From Reid's perspective, the Lions, who generated the fourth-lowest quarterback pressure rate (20.5 percent) and ranked 30th in sacks (30) this past season, need to swing for the fences and go for the home run hit at No. 2. 

Also worthy of note, the Lions employ a lot of odd-man fronts with stand-up pass-rushers using their speed and agility off the edge, which suits Thibodeaux's strengths. 

Derrik Klassen of B/R's scouting department went into detail about Thibodeaux's attributes and how Hutchinson's shortcomings could knock him out of the top five. 

"For me, Hutchinson is a good prospect, but I just have too many questions about his flexibility and fluidity in space," Klassen said. "The power, hand usage, and lateral quickness are all there, but it's hard for me to get behind a pass-rusher in the top five with that kind of stiffness. Thibodeaux quite easily outshines Hutchinson in that respect."

On top of that, we shouldn't overlook Thibodeaux's early production. He recorded 14 tackles for loss and nine sacks as a true freshman and subsequently landed on watch lists for the next season. In three collegiate campaigns, he accumulated 122 tackles, 35.5 for loss and 19 sacks.

Before a dominant 2021 season with 16.5 tackles for loss and 14 sacks, Hutchinson had 11.5 tackles for loss and 4.5 sacks between the 2018 and 2020 terms. Perhaps Hutchinson's leg fracture in November 2020 that limited him to just two games that season prevented the pass-rusher from breaking out a year sooner.

Nonetheless, will Hutchinson build momentum from his one standout year, or was it a flash in the pan? 

Teams will dig into Hutchinson's pre-2021 tape to find out where he's improved and what hindered him early in his collegiate career to project his potential on the pro level.

ESPN's Todd McShay offered another perspective—one that's not so flattering about Thibodeaux but opens the door for other prospects to sneak into the top five.

_TASKS TO CARRY OUT_.
1/ List every person the draft article on Thibodeaux and Hutchinson names, using the names as the text gives them, in order of first appearance.
2/ Answer these from the draft article on Thibodeaux and Hutchinson:
(a) What quarterback pressure rate did the Lions generate this past season?
(b) How many sacks did Thibodeaux record as a true freshman?
(c) How many tackles for loss did Hutchinson have in 2021?
3/ Resume the draft article on Thibodeaux and Hutchinson, starting right after its final sentence about Todd McShay's perspective.
The records that come next are separate material and have no connection to the text above.

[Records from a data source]
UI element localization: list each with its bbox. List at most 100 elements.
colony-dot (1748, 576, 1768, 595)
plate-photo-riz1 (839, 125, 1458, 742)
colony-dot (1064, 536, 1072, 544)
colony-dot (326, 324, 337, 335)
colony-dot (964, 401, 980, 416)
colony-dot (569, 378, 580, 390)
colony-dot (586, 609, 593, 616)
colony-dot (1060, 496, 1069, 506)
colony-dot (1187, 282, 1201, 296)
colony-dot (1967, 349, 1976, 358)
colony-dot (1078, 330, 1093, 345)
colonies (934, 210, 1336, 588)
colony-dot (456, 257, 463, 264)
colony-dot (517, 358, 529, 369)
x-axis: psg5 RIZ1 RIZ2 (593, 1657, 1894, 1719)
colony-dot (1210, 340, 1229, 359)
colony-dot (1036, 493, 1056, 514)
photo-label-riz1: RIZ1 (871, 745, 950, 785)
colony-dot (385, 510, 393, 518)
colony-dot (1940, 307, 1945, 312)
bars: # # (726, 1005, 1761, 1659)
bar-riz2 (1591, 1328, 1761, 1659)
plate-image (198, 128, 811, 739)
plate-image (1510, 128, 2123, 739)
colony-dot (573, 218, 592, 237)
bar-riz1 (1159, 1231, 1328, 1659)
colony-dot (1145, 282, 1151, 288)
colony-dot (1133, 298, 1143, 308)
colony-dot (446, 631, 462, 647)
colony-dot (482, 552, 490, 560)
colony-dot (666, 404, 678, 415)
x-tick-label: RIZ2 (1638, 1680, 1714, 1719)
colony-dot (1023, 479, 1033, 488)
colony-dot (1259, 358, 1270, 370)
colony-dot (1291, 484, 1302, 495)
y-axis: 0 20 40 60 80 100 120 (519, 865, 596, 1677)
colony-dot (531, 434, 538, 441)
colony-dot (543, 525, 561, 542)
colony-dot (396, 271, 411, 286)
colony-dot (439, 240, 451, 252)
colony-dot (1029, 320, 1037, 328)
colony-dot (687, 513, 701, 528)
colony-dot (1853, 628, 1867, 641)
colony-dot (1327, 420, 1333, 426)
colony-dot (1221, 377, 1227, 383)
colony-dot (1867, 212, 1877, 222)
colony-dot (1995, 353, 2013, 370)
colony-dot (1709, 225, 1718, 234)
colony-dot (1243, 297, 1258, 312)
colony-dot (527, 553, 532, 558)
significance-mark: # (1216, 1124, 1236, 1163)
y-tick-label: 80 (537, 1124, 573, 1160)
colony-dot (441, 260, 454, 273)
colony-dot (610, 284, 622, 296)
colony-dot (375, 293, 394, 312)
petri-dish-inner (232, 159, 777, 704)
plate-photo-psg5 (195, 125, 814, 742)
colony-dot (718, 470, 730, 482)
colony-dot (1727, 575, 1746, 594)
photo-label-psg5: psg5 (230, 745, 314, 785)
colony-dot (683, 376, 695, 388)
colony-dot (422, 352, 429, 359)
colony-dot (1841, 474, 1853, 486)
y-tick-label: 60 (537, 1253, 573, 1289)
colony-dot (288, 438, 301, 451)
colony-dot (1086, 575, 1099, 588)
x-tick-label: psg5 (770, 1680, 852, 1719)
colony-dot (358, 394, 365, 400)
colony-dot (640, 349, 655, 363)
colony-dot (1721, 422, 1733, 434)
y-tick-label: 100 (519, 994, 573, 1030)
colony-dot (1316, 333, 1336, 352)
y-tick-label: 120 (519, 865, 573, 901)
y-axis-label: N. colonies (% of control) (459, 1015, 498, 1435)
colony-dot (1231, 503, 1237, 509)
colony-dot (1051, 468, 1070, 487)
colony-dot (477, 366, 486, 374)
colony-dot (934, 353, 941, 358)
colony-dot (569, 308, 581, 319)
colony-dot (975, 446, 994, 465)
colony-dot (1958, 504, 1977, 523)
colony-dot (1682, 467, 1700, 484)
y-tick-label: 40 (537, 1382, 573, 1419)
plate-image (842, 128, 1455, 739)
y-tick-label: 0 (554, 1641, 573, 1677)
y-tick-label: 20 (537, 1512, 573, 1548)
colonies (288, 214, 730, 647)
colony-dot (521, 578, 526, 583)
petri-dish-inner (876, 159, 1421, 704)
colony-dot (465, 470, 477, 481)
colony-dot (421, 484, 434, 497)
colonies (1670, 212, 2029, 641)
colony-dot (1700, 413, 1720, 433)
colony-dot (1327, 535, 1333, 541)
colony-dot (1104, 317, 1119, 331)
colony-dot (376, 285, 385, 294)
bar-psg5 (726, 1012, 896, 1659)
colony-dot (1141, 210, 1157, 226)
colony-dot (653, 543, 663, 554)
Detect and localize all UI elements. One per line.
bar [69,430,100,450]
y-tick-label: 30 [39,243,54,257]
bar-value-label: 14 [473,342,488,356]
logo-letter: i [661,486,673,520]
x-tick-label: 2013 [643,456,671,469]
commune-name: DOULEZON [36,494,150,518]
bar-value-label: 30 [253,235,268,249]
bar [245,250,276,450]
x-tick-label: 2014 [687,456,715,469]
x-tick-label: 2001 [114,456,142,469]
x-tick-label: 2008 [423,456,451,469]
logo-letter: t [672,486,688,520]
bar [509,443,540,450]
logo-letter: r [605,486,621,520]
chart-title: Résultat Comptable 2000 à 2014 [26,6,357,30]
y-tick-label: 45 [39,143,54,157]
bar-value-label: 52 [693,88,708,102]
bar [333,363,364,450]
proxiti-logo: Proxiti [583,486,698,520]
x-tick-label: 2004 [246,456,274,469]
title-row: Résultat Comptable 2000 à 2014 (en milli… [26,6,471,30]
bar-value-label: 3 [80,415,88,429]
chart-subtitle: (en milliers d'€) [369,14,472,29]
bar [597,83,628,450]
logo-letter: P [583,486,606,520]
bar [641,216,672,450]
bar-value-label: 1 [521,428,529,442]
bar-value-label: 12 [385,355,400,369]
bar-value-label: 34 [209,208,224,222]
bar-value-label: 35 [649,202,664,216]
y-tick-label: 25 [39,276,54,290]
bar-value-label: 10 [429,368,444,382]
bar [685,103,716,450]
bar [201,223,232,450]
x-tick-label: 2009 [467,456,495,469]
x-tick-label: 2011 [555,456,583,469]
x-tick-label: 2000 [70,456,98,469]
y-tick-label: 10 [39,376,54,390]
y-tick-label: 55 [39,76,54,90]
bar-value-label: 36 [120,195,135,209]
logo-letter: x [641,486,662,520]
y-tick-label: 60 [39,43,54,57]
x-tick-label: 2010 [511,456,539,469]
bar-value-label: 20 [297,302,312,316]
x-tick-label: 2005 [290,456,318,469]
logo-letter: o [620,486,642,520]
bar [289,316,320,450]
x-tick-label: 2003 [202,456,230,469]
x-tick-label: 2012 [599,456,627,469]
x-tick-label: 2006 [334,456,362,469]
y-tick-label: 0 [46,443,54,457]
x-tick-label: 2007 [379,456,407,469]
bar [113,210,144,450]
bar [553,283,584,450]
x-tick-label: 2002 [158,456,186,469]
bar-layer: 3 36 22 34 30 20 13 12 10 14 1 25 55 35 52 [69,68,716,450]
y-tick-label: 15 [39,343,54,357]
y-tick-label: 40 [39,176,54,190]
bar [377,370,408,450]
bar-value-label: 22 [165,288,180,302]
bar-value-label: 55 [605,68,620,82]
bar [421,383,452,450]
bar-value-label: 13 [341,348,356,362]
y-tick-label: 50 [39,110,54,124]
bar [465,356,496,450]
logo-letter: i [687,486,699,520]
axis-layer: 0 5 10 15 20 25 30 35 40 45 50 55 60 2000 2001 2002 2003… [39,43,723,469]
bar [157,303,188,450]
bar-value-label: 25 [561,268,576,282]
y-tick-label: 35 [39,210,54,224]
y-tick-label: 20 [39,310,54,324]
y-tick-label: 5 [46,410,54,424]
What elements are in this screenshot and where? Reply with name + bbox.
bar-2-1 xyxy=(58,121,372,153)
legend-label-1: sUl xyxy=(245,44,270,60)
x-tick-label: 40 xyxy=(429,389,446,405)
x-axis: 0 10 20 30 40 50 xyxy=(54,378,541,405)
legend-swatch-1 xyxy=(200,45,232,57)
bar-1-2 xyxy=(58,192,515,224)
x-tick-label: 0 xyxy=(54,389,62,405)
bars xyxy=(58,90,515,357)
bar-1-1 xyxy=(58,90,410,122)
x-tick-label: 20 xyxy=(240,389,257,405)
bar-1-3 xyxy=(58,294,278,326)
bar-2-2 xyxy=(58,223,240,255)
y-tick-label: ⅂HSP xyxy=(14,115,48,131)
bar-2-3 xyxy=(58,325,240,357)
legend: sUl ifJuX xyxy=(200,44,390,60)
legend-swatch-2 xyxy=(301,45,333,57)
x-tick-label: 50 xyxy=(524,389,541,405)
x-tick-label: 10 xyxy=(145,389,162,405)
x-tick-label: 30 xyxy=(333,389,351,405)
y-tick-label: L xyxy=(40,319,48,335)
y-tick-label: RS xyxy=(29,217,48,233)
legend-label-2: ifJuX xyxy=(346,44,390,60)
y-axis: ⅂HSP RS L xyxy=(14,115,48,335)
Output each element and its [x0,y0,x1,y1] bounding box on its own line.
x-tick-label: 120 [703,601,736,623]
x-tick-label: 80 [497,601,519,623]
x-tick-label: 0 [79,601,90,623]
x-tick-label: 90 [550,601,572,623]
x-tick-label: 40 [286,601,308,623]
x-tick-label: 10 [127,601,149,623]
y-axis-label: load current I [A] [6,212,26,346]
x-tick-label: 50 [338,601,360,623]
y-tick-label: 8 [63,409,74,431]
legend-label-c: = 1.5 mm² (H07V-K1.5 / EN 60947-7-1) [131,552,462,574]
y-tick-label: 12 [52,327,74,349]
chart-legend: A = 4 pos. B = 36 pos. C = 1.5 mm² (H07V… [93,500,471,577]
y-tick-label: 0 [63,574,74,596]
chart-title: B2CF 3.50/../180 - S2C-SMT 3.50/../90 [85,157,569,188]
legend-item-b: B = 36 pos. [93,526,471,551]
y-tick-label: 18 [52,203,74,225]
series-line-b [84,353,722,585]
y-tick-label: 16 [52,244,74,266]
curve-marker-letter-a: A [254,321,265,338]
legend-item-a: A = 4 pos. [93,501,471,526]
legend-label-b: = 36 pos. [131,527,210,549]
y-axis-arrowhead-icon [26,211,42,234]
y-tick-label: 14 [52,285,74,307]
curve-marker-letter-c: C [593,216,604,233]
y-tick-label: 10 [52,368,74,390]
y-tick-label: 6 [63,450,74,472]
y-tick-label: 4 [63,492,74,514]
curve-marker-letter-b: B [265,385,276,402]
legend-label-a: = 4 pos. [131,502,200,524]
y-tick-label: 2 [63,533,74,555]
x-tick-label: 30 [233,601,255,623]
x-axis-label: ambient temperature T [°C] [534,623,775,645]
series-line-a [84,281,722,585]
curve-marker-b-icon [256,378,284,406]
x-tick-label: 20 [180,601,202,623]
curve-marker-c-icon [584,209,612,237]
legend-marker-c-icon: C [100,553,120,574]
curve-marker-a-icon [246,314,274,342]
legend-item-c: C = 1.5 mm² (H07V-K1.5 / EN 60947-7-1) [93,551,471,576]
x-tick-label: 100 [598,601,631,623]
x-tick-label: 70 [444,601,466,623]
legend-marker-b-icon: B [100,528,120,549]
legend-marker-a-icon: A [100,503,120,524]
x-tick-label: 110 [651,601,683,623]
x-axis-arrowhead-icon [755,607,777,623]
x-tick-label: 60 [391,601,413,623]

_RESULTS OF THE EXERCISE_.
1/ Reid, Thibodeaux, Derrik Klassen, Hutchinson, Todd McShay

2/
(a) 20.5 percent
(b) Nine
(c) 16.5

3/
"His ceiling is high, but the floor is lower than what you want for a top-five pick. And based on a handful of conversations, it wouldn't shock me if Thibodeaux fell out of the top five. Speaking of which, it was very apparent this week that the top of the draft isn't nearly as set as it normally is at this point. Picks at the top of the first round might be a little more based on team flavor than recent years."

Purdue's George Karlaftis
Purdue's George KarlaftisIcon Sportswire/Getty Images

Karlaftis' overall sack numbers don't match up to Hutchinson's or Thibodeaux's production, but as McShay points out, a team's preference could bring different factors into play on draft day. 

At 6'4", 275 pounds, Karlaftis can play in even- and odd-man fronts because of his power, quickness and explosiveness at the point of attack on both run and pass downs. Unlike Hutchinson, who needed years to blossom into an impact player, Karlaftis logged 17 tackles for loss and 7.5 sacks as a true freshman for Purdue.

In addition to his versatility, Karlaftis has the technical skill of a polished prospect because of his hand usage, which compensates for average arm length. He can also go into his move set with a bull rush or inside spin to beat offensive linemen while in pursuit of the quarterback. 

When it comes down to movement in tight or open spaces, Klassen gives the edge to Karlaftis over Hutchinson. 

"Karlaftis has a better way of contorting his body to work through contact and tight spaces than Hutchinson, and I think Karlaftis is a good deal more nimble in open space," Klassen said. "Overall, Hutch can still be a Pro Bowl kind of player—I'm just not there on him being a slam dunk pick at the very top of the draft." 

Hutchinson may have to answer concerns about his flexibility with high marks in the agility drills at the NFL Scouting Combine. If he looks a bit tight below the waist, we could see more mock drafts with his name below Thibodeaux and Karlaftis in the selection order.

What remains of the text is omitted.